** Begin Record set **

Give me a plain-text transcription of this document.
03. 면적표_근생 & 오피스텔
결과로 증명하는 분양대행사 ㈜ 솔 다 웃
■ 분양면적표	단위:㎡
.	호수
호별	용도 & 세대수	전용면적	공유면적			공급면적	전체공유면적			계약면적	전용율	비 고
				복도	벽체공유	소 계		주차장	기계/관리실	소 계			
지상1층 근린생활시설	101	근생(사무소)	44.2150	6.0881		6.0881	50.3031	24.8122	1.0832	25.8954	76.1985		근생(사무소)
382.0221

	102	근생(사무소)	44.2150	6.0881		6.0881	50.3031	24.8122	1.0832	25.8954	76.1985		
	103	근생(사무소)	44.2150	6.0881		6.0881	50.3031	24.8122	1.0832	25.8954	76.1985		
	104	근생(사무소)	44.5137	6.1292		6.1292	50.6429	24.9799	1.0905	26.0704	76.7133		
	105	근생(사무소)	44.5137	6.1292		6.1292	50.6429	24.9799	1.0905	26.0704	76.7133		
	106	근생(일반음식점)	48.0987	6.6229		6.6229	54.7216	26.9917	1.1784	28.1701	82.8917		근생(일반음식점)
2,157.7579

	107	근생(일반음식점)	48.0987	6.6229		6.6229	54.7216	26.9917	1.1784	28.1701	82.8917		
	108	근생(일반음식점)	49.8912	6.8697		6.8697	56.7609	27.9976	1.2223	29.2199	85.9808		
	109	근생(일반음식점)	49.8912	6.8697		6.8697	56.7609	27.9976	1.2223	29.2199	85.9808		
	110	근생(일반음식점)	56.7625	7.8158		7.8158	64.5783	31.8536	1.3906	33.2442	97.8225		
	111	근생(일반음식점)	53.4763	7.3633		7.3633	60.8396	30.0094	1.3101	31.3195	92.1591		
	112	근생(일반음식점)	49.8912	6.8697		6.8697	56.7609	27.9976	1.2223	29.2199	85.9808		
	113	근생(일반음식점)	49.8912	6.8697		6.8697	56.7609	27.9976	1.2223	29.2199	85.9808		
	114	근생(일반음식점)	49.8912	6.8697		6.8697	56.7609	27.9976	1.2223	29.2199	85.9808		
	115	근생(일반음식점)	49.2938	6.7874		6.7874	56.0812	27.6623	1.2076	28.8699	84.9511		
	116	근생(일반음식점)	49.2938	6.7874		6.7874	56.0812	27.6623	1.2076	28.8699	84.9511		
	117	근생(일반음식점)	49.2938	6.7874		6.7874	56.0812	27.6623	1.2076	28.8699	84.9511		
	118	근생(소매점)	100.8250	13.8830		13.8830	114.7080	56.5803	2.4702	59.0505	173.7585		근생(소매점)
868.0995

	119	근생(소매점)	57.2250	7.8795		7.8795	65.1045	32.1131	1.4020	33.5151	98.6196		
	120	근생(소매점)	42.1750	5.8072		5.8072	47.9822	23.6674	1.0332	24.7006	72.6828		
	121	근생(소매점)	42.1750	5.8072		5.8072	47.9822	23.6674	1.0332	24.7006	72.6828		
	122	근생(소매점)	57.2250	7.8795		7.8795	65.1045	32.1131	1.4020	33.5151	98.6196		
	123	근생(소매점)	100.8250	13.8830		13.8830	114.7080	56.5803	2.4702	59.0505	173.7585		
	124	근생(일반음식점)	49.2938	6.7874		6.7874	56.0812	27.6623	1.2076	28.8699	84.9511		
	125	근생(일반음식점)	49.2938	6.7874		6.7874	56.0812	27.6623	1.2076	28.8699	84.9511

** End Record set **

* _Do this_
Extract each record, keeping it identical to the original.

* _Output of the task_
Give me a plain-text transcription of this document.
03. 면적표_근생 & 오피스텔
결과로 증명하는 분양대행사 ㈜ 솔 다 웃
■ 분양면적표	단위:㎡
.	호수
호별	용도 & 세대수	전용면적	공유면적			공급면적	전체공유면적			계약면적	전용율	비 고
				복도	벽체공유	소 계		주차장	기계/관리실	소 계			
지상1층 근린생활시설	101	근생(사무소)	44.2150	6.0881		6.0881	50.3031	24.8122	1.0832	25.8954	76.1985		근생(사무소)
382.0221

	102	근생(사무소)	44.2150	6.0881		6.0881	50.3031	24.8122	1.0832	25.8954	76.1985		
	103	근생(사무소)	44.2150	6.0881		6.0881	50.3031	24.8122	1.0832	25.8954	76.1985		
	104	근생(사무소)	44.5137	6.1292		6.1292	50.6429	24.9799	1.0905	26.0704	76.7133		
	105	근생(사무소)	44.5137	6.1292		6.1292	50.6429	24.9799	1.0905	26.0704	76.7133		
	106	근생(일반음식점)	48.0987	6.6229		6.6229	54.7216	26.9917	1.1784	28.1701	82.8917		근생(일반음식점)
2,157.7579

	107	근생(일반음식점)	48.0987	6.6229		6.6229	54.7216	26.9917	1.1784	28.1701	82.8917		
	108	근생(일반음식점)	49.8912	6.8697		6.8697	56.7609	27.9976	1.2223	29.2199	85.9808		
	109	근생(일반음식점)	49.8912	6.8697		6.8697	56.7609	27.9976	1.2223	29.2199	85.9808		
	110	근생(일반음식점)	56.7625	7.8158		7.8158	64.5783	31.8536	1.3906	33.2442	97.8225		
	111	근생(일반음식점)	53.4763	7.3633		7.3633	60.8396	30.0094	1.3101	31.3195	92.1591		
	112	근생(일반음식점)	49.8912	6.8697		6.8697	56.7609	27.9976	1.2223	29.2199	85.9808		
	113	근생(일반음식점)	49.8912	6.8697		6.8697	56.7609	27.9976	1.2223	29.2199	85.9808		
	114	근생(일반음식점)	49.8912	6.8697		6.8697	56.7609	27.9976	1.2223	29.2199	85.9808		
	115	근생(일반음식점)	49.2938	6.7874		6.7874	56.0812	27.6623	1.2076	28.8699	84.9511		
	116	근생(일반음식점)	49.2938	6.7874		6.7874	56.0812	27.6623	1.2076	28.8699	84.9511		
	117	근생(일반음식점)	49.2938	6.7874		6.7874	56.0812	27.6623	1.2076	28.8699	84.9511		
	118	근생(소매점)	100.8250	13.8830		13.8830	114.7080	56.5803	2.4702	59.0505	173.7585		근생(소매점)
868.0995

	119	근생(소매점)	57.2250	7.8795		7.8795	65.1045	32.1131	1.4020	33.5151	98.6196		
	120	근생(소매점)	42.1750	5.8072		5.8072	47.9822	23.6674	1.0332	24.7006	72.6828		
	121	근생(소매점)	42.1750	5.8072		5.8072	47.9822	23.6674	1.0332	24.7006	72.6828		
	122	근생(소매점)	57.2250	7.8795		7.8795	65.1045	32.1131	1.4020	33.5151	98.6196		
	123	근생(소매점)	100.8250	13.8830		13.8830	114.7080	56.5803	2.4702	59.0505	173.7585		
	124	근생(일반음식점)	49.2938	6.7874		6.7874	56.0812	27.6623	1.2076	28.8699	84.9511		
	125	근생(일반음식점)	49.2938	6.7874		6.7874	56.0812	27.6623	1.2076	28.8699	84.9511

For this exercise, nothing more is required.